◆ Written task: Copy out each line of the data holding "Windows".

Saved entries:

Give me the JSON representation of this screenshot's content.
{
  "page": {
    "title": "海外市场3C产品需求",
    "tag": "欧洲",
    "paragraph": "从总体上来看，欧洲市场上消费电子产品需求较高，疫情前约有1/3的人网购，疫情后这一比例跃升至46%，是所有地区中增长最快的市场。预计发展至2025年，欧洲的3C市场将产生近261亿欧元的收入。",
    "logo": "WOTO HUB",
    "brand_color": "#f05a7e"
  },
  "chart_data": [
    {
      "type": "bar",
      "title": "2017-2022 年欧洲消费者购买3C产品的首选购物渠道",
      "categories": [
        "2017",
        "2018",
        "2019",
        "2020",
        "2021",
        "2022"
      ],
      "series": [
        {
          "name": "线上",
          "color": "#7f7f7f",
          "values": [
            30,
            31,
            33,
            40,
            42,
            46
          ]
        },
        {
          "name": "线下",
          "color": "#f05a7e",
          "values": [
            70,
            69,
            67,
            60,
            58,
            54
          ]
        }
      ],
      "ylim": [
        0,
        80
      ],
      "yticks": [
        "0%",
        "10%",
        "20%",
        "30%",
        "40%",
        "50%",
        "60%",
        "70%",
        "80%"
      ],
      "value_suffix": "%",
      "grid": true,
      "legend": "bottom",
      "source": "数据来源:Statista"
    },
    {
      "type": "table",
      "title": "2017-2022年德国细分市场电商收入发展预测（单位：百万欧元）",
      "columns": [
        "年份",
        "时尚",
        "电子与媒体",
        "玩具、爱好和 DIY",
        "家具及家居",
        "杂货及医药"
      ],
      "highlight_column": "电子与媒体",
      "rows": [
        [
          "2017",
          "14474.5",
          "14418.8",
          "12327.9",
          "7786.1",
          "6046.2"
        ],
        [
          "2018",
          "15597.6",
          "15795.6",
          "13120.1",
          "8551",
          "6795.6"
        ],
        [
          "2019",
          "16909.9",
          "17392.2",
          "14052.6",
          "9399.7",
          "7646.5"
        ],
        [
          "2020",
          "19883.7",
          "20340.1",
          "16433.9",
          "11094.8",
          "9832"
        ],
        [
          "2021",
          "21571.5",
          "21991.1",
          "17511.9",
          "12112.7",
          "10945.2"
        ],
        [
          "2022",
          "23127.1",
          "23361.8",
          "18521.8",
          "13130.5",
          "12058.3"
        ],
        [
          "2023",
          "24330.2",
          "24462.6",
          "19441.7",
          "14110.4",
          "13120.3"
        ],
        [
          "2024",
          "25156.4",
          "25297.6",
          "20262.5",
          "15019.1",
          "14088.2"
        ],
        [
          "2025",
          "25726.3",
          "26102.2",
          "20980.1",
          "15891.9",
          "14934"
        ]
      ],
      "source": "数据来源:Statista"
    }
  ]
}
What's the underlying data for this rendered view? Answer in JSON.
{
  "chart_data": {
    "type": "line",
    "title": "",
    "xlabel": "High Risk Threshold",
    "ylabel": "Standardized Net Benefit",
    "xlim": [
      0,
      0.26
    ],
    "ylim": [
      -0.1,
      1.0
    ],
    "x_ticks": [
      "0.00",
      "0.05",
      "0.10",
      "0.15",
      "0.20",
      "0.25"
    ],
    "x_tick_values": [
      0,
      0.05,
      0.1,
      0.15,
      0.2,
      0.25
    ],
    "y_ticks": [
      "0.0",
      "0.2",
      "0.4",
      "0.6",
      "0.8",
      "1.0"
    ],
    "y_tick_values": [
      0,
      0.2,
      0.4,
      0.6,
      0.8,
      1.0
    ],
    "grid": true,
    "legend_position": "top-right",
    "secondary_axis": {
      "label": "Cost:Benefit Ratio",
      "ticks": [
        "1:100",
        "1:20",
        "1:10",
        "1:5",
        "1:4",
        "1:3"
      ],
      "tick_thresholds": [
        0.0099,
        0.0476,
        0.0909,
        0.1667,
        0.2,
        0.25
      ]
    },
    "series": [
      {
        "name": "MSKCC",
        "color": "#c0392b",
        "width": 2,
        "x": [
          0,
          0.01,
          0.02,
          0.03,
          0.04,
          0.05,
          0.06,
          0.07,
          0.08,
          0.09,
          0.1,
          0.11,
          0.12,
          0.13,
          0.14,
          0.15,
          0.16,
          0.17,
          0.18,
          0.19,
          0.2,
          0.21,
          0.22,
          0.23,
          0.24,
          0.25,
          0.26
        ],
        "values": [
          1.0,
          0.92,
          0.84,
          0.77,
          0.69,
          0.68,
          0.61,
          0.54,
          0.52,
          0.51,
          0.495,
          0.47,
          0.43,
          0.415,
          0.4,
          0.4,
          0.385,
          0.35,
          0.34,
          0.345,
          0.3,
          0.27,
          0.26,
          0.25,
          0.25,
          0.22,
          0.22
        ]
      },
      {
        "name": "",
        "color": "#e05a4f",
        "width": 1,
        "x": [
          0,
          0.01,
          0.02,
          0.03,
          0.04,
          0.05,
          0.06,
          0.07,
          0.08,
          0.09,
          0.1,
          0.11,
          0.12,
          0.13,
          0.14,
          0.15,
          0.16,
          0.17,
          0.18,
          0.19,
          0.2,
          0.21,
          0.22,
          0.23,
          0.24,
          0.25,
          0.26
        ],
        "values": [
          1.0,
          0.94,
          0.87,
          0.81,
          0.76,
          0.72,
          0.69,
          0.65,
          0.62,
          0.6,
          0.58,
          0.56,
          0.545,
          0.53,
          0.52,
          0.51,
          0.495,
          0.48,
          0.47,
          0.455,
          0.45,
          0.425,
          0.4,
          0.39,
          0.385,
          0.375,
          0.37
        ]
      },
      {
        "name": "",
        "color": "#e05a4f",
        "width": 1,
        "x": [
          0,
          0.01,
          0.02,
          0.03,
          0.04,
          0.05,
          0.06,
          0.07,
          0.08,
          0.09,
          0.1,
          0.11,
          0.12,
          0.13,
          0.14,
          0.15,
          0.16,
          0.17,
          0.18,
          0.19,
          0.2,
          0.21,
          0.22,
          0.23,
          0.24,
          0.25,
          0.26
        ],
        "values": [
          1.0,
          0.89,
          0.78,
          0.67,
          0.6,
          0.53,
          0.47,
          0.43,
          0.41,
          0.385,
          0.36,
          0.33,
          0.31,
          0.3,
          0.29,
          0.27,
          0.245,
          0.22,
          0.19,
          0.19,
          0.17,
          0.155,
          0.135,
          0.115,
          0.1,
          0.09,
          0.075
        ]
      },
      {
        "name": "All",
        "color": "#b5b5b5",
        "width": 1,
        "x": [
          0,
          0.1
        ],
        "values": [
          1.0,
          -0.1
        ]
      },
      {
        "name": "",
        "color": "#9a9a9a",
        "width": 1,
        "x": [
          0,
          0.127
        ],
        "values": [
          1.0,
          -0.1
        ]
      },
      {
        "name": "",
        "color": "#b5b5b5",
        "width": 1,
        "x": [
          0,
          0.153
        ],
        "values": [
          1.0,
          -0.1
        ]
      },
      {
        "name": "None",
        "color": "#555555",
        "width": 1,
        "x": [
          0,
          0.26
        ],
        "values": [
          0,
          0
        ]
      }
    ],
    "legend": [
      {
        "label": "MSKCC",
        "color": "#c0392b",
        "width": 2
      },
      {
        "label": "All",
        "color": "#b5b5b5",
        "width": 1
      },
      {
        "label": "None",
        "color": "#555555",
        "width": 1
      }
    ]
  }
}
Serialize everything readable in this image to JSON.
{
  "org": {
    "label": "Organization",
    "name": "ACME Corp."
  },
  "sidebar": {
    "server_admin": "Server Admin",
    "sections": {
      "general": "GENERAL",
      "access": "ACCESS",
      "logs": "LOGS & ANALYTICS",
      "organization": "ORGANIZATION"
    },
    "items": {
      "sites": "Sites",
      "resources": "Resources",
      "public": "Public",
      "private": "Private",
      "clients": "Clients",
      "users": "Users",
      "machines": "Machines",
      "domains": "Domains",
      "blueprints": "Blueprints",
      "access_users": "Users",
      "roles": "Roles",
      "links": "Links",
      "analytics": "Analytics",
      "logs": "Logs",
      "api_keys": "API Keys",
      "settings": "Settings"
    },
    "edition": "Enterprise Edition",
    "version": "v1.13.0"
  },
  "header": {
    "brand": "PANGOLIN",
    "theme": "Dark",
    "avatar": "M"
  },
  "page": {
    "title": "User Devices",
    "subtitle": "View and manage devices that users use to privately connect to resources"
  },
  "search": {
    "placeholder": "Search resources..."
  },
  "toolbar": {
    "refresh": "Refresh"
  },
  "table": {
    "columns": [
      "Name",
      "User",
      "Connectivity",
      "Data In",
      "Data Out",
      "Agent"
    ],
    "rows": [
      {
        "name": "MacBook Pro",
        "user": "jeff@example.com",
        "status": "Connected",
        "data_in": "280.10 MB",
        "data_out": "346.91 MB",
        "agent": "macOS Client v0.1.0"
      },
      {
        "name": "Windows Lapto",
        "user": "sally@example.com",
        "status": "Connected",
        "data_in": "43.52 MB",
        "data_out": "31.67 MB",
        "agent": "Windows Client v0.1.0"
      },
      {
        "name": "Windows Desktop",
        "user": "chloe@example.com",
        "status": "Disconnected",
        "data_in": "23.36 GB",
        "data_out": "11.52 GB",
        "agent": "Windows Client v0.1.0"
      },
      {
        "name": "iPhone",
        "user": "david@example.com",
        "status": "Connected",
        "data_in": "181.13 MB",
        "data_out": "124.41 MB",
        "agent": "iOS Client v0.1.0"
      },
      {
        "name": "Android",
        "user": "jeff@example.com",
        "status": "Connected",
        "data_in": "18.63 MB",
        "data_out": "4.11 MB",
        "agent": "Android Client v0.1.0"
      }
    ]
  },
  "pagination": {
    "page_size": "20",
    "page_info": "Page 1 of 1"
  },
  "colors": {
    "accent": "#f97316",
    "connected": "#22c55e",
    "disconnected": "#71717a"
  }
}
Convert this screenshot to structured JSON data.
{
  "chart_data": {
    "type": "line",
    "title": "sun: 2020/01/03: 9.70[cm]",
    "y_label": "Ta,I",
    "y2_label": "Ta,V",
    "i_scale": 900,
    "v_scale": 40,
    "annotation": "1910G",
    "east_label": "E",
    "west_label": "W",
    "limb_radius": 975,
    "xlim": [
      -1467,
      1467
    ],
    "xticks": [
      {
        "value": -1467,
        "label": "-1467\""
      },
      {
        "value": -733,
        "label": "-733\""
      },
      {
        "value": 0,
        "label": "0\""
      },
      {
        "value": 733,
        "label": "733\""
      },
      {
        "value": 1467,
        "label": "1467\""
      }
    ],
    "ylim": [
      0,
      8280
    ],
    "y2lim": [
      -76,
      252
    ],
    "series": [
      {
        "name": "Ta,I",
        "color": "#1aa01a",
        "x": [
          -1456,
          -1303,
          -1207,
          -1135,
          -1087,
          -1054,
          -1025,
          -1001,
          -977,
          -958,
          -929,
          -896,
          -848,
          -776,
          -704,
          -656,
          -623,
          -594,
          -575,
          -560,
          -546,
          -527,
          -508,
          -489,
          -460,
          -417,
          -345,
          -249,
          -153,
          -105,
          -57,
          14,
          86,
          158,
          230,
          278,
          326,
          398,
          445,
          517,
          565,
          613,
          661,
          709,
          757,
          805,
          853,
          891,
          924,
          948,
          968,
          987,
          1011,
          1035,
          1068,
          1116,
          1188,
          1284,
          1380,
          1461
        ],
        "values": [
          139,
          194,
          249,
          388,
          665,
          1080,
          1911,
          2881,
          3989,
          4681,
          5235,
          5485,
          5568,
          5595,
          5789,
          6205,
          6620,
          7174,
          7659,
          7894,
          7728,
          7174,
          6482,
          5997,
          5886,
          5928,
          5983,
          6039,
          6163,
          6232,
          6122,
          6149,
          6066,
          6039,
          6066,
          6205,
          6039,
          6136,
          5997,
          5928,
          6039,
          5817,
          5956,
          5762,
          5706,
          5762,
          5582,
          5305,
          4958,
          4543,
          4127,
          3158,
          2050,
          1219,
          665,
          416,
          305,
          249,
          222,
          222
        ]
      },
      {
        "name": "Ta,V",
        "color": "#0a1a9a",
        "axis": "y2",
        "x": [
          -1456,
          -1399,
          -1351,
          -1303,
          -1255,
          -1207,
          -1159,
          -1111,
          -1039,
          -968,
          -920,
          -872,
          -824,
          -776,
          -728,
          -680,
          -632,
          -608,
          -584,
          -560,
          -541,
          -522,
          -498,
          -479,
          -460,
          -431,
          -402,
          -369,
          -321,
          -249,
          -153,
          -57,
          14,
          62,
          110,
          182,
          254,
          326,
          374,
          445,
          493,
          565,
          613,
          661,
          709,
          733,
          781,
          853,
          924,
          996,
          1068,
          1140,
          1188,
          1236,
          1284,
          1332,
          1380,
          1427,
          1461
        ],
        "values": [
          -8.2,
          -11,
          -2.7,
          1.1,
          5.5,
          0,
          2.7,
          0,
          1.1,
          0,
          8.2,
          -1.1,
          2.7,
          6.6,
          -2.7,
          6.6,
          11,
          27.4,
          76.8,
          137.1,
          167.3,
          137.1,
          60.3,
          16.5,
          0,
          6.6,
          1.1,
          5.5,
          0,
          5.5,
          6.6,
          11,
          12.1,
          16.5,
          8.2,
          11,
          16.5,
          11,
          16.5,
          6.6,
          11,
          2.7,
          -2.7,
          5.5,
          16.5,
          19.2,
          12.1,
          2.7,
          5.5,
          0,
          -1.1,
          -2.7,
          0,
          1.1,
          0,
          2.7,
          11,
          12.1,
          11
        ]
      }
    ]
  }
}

◆ Reply to the task:
        "name": "Windows Lapto",
        "agent": "Windows Client v0.1.0"
        "name": "Windows Desktop",
        "agent": "Windows Client v0.1.0"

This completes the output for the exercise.